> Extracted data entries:
»»

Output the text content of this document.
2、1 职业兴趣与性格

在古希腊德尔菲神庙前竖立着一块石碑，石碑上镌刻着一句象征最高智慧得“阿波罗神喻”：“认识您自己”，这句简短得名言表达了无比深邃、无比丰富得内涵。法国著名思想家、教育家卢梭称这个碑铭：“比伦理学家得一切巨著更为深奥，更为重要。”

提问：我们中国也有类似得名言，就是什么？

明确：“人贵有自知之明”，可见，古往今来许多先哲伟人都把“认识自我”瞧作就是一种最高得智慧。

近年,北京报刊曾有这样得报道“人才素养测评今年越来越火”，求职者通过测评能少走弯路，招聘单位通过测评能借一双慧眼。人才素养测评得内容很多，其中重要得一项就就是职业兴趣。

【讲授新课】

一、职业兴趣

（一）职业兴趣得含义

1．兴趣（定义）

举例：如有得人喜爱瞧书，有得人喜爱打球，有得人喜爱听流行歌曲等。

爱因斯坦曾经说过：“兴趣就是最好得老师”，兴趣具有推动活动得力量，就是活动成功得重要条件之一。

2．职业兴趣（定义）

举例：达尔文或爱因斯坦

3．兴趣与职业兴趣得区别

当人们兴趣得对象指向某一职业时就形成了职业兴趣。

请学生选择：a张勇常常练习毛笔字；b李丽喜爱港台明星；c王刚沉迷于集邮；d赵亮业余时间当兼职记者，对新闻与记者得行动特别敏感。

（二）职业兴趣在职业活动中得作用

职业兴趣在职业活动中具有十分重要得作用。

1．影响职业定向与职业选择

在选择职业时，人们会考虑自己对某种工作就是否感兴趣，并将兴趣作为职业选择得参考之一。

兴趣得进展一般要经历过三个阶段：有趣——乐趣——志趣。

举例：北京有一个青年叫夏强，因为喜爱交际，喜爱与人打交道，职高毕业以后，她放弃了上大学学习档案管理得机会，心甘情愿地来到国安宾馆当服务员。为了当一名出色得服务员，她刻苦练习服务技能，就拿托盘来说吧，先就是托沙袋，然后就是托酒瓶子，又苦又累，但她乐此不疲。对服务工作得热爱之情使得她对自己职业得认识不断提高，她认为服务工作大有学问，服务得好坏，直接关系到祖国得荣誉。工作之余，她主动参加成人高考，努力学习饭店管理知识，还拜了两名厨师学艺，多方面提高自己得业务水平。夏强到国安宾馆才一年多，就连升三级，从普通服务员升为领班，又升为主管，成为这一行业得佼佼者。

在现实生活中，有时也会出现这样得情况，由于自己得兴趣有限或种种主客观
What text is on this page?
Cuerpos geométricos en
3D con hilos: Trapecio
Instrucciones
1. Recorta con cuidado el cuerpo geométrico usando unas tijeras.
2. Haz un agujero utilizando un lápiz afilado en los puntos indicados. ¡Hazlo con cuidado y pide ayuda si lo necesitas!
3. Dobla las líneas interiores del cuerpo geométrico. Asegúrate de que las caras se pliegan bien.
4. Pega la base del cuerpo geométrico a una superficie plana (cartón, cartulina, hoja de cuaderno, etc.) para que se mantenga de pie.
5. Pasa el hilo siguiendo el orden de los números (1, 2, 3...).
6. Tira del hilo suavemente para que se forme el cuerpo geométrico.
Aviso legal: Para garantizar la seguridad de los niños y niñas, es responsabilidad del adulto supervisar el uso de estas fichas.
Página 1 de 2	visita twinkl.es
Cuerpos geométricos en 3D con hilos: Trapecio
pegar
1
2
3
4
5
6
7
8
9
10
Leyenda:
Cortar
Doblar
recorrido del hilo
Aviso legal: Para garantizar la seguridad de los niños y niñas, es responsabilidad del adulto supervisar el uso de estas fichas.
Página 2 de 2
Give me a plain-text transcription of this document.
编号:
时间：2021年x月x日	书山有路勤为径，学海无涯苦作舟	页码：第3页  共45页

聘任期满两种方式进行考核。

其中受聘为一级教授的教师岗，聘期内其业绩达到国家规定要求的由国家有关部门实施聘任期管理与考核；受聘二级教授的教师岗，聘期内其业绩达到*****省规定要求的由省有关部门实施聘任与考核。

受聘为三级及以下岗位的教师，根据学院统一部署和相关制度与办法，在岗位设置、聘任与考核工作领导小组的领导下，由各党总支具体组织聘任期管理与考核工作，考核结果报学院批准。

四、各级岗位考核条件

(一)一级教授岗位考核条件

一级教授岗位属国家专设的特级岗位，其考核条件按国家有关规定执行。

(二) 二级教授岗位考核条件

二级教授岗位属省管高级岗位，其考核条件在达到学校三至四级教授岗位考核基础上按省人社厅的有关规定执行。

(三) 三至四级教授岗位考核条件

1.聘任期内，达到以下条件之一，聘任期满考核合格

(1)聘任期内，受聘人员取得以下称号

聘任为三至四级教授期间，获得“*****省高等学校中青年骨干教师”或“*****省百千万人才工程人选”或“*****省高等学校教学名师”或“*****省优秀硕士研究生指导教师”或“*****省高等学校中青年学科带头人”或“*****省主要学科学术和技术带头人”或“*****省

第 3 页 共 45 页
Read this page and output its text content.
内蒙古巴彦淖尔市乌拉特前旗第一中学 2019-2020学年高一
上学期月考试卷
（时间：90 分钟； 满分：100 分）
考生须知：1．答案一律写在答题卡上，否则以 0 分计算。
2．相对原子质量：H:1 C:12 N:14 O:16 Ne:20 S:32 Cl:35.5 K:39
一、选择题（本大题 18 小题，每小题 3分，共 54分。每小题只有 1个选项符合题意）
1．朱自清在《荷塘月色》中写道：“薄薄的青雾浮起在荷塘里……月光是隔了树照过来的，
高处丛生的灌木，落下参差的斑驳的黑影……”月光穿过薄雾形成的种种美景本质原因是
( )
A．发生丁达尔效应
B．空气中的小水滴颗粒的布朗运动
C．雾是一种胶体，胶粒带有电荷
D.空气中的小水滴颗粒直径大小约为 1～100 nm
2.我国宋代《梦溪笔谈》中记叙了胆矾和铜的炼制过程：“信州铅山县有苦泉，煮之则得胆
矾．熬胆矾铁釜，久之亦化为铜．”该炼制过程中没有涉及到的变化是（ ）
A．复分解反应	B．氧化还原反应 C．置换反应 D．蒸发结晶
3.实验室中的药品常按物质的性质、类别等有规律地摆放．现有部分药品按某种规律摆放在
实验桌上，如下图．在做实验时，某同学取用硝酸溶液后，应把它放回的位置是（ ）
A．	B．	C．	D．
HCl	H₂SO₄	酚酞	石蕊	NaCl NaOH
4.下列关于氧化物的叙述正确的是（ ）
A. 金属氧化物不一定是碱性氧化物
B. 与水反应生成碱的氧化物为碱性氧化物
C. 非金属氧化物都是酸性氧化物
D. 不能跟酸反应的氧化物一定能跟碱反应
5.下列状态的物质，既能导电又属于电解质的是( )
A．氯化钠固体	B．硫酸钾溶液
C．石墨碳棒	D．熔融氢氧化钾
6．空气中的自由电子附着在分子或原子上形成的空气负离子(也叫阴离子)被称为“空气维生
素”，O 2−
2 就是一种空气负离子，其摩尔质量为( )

««

> Set exercise: Quote the data in full, keeping each word unchanged.

> Task response:
Output the text content of this document.
2、1 职业兴趣与性格

在古希腊德尔菲神庙前竖立着一块石碑，石碑上镌刻着一句象征最高智慧得“阿波罗神喻”：“认识您自己”，这句简短得名言表达了无比深邃、无比丰富得内涵。法国著名思想家、教育家卢梭称这个碑铭：“比伦理学家得一切巨著更为深奥，更为重要。”

提问：我们中国也有类似得名言，就是什么？

明确：“人贵有自知之明”，可见，古往今来许多先哲伟人都把“认识自我”瞧作就是一种最高得智慧。

近年,北京报刊曾有这样得报道“人才素养测评今年越来越火”，求职者通过测评能少走弯路，招聘单位通过测评能借一双慧眼。人才素养测评得内容很多，其中重要得一项就就是职业兴趣。

【讲授新课】

一、职业兴趣

（一）职业兴趣得含义

1．兴趣（定义）

举例：如有得人喜爱瞧书，有得人喜爱打球，有得人喜爱听流行歌曲等。

爱因斯坦曾经说过：“兴趣就是最好得老师”，兴趣具有推动活动得力量，就是活动成功得重要条件之一。

2．职业兴趣（定义）

举例：达尔文或爱因斯坦

3．兴趣与职业兴趣得区别

当人们兴趣得对象指向某一职业时就形成了职业兴趣。

请学生选择：a张勇常常练习毛笔字；b李丽喜爱港台明星；c王刚沉迷于集邮；d赵亮业余时间当兼职记者，对新闻与记者得行动特别敏感。

（二）职业兴趣在职业活动中得作用

职业兴趣在职业活动中具有十分重要得作用。

1．影响职业定向与职业选择

在选择职业时，人们会考虑自己对某种工作就是否感兴趣，并将兴趣作为职业选择得参考之一。

兴趣得进展一般要经历过三个阶段：有趣——乐趣——志趣。

举例：北京有一个青年叫夏强，因为喜爱交际，喜爱与人打交道，职高毕业以后，她放弃了上大学学习档案管理得机会，心甘情愿地来到国安宾馆当服务员。为了当一名出色得服务员，她刻苦练习服务技能，就拿托盘来说吧，先就是托沙袋，然后就是托酒瓶子，又苦又累，但她乐此不疲。对服务工作得热爱之情使得她对自己职业得认识不断提高，她认为服务工作大有学问，服务得好坏，直接关系到祖国得荣誉。工作之余，她主动参加成人高考，努力学习饭店管理知识，还拜了两名厨师学艺，多方面提高自己得业务水平。夏强到国安宾馆才一年多，就连升三级，从普通服务员升为领班，又升为主管，成为这一行业得佼佼者。

在现实生活中，有时也会出现这样得情况，由于自己得兴趣有限或种种主客观
What text is on this page?
Cuerpos geométricos en
3D con hilos: Trapecio
Instrucciones
1. Recorta con cuidado el cuerpo geométrico usando unas tijeras.
2. Haz un agujero utilizando un lápiz afilado en los puntos indicados. ¡Hazlo con cuidado y pide ayuda si lo necesitas!
3. Dobla las líneas interiores del cuerpo geométrico. Asegúrate de que las caras se pliegan bien.
4. Pega la base del cuerpo geométrico a una superficie plana (cartón, cartulina, hoja de cuaderno, etc.) para que se mantenga de pie.
5. Pasa el hilo siguiendo el orden de los números (1, 2, 3...).
6. Tira del hilo suavemente para que se forme el cuerpo geométrico.
Aviso legal: Para garantizar la seguridad de los niños y niñas, es responsabilidad del adulto supervisar el uso de estas fichas.
Página 1 de 2	visita twinkl.es
Cuerpos geométricos en 3D con hilos: Trapecio
pegar
1
2
3
4
5
6
7
8
9
10
Leyenda:
Cortar
Doblar
recorrido del hilo
Aviso legal: Para garantizar la seguridad de los niños y niñas, es responsabilidad del adulto supervisar el uso de estas fichas.
Página 2 de 2
Give me a plain-text transcription of this document.
编号:
时间：2021年x月x日	书山有路勤为径，学海无涯苦作舟	页码：第3页  共45页

聘任期满两种方式进行考核。

其中受聘为一级教授的教师岗，聘期内其业绩达到国家规定要求的由国家有关部门实施聘任期管理与考核；受聘二级教授的教师岗，聘期内其业绩达到*****省规定要求的由省有关部门实施聘任与考核。

受聘为三级及以下岗位的教师，根据学院统一部署和相关制度与办法，在岗位设置、聘任与考核工作领导小组的领导下，由各党总支具体组织聘任期管理与考核工作，考核结果报学院批准。

四、各级岗位考核条件

(一)一级教授岗位考核条件

一级教授岗位属国家专设的特级岗位，其考核条件按国家有关规定执行。

(二) 二级教授岗位考核条件

二级教授岗位属省管高级岗位，其考核条件在达到学校三至四级教授岗位考核基础上按省人社厅的有关规定执行。

(三) 三至四级教授岗位考核条件

1.聘任期内，达到以下条件之一，聘任期满考核合格

(1)聘任期内，受聘人员取得以下称号

聘任为三至四级教授期间，获得“*****省高等学校中青年骨干教师”或“*****省百千万人才工程人选”或“*****省高等学校教学名师”或“*****省优秀硕士研究生指导教师”或“*****省高等学校中青年学科带头人”或“*****省主要学科学术和技术带头人”或“*****省

第 3 页 共 45 页
Read this page and output its text content.
内蒙古巴彦淖尔市乌拉特前旗第一中学 2019-2020学年高一
上学期月考试卷
（时间：90 分钟； 满分：100 分）
考生须知：1．答案一律写在答题卡上，否则以 0 分计算。
2．相对原子质量：H:1 C:12 N:14 O:16 Ne:20 S:32 Cl:35.5 K:39
一、选择题（本大题 18 小题，每小题 3分，共 54分。每小题只有 1个选项符合题意）
1．朱自清在《荷塘月色》中写道：“薄薄的青雾浮起在荷塘里……月光是隔了树照过来的，
高处丛生的灌木，落下参差的斑驳的黑影……”月光穿过薄雾形成的种种美景本质原因是
( )
A．发生丁达尔效应
B．空气中的小水滴颗粒的布朗运动
C．雾是一种胶体，胶粒带有电荷
D.空气中的小水滴颗粒直径大小约为 1～100 nm
2.我国宋代《梦溪笔谈》中记叙了胆矾和铜的炼制过程：“信州铅山县有苦泉，煮之则得胆
矾．熬胆矾铁釜，久之亦化为铜．”该炼制过程中没有涉及到的变化是（ ）
A．复分解反应	B．氧化还原反应 C．置换反应 D．蒸发结晶
3.实验室中的药品常按物质的性质、类别等有规律地摆放．现有部分药品按某种规律摆放在
实验桌上，如下图．在做实验时，某同学取用硝酸溶液后，应把它放回的位置是（ ）
A．	B．	C．	D．
HCl	H₂SO₄	酚酞	石蕊	NaCl NaOH
4.下列关于氧化物的叙述正确的是（ ）
A. 金属氧化物不一定是碱性氧化物
B. 与水反应生成碱的氧化物为碱性氧化物
C. 非金属氧化物都是酸性氧化物
D. 不能跟酸反应的氧化物一定能跟碱反应
5.下列状态的物质，既能导电又属于电解质的是( )
A．氯化钠固体	B．硫酸钾溶液
C．石墨碳棒	D．熔融氢氧化钾
6．空气中的自由电子附着在分子或原子上形成的空气负离子(也叫阴离子)被称为“空气维生
素”，O 2−
2 就是一种空气负离子，其摩尔质量为( )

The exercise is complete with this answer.